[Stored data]
##############################

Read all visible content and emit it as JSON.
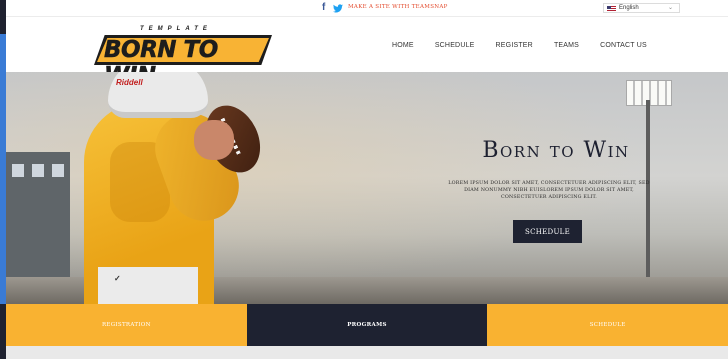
{
  "topbar": {
    "promo": "Make a site with TeamSnap",
    "language": "English"
  },
  "logo": {
    "small": "TEMPLATE",
    "word": "BORN TO WIN"
  },
  "nav": [
    "HOME",
    "SCHEDULE",
    "REGISTER",
    "TEAMS",
    "CONTACT US"
  ],
  "hero": {
    "title": "Born to Win",
    "text": "LOREM IPSUM DOLOR SIT AMET, CONSECTETUER ADIPISCING ELIT, SED DIAM NONUMMY NIBH EUISLOREM IPSUM DOLOR SIT AMET, CONSECTETUER ADIPISCING ELIT.",
    "button": "SCHEDULE",
    "helmet_brand": "Riddell",
    "pants_logo": "✓"
  },
  "tiles": [
    "Registration",
    "Programs",
    "Schedule"
  ],
  "colors": {
    "gold": "#f9b231",
    "navy": "#1e2231",
    "accent": "#e34a2c"
  }
}
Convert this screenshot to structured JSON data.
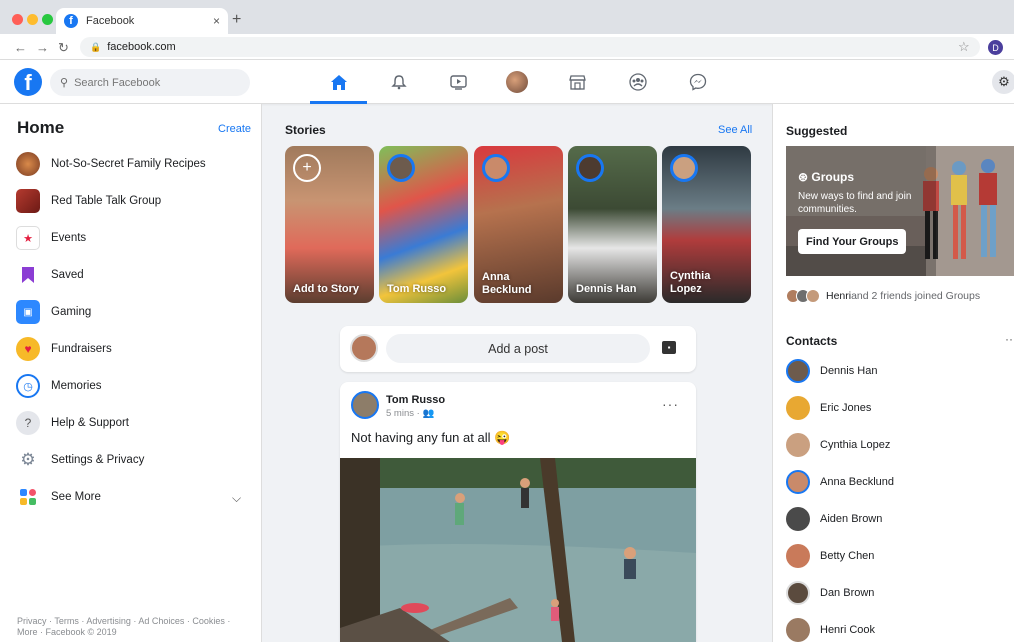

##############################

* **Set task**
Reproduce every line exactly and omit all pictures.

* **Problem solution**
Read all visible content and emit it as JSON.
{
  "topbar": {
    "promo": "Make a site with TeamSnap",
    "language": "English"
  },
  "logo": {
    "small": "TEMPLATE",
    "word": "BORN TO WIN"
  },
  "nav": [
    "HOME",
    "SCHEDULE",
    "REGISTER",
    "TEAMS",
    "CONTACT US"
  ],
  "hero": {
    "title": "Born to Win",
    "text": "LOREM IPSUM DOLOR SIT AMET, CONSECTETUER ADIPISCING ELIT, SED DIAM NONUMMY NIBH EUISLOREM IPSUM DOLOR SIT AMET, CONSECTETUER ADIPISCING ELIT.",
    "button": "SCHEDULE",
    "helmet_brand": "Riddell",
    "pants_logo": "✓"
  },
  "tiles": [
    "Registration",
    "Programs",
    "Schedule"
  ],
  "colors": {
    "gold": "#f9b231",
    "navy": "#1e2231",
    "accent": "#e34a2c"
  }
}
Convert this screenshot to structured JSON data.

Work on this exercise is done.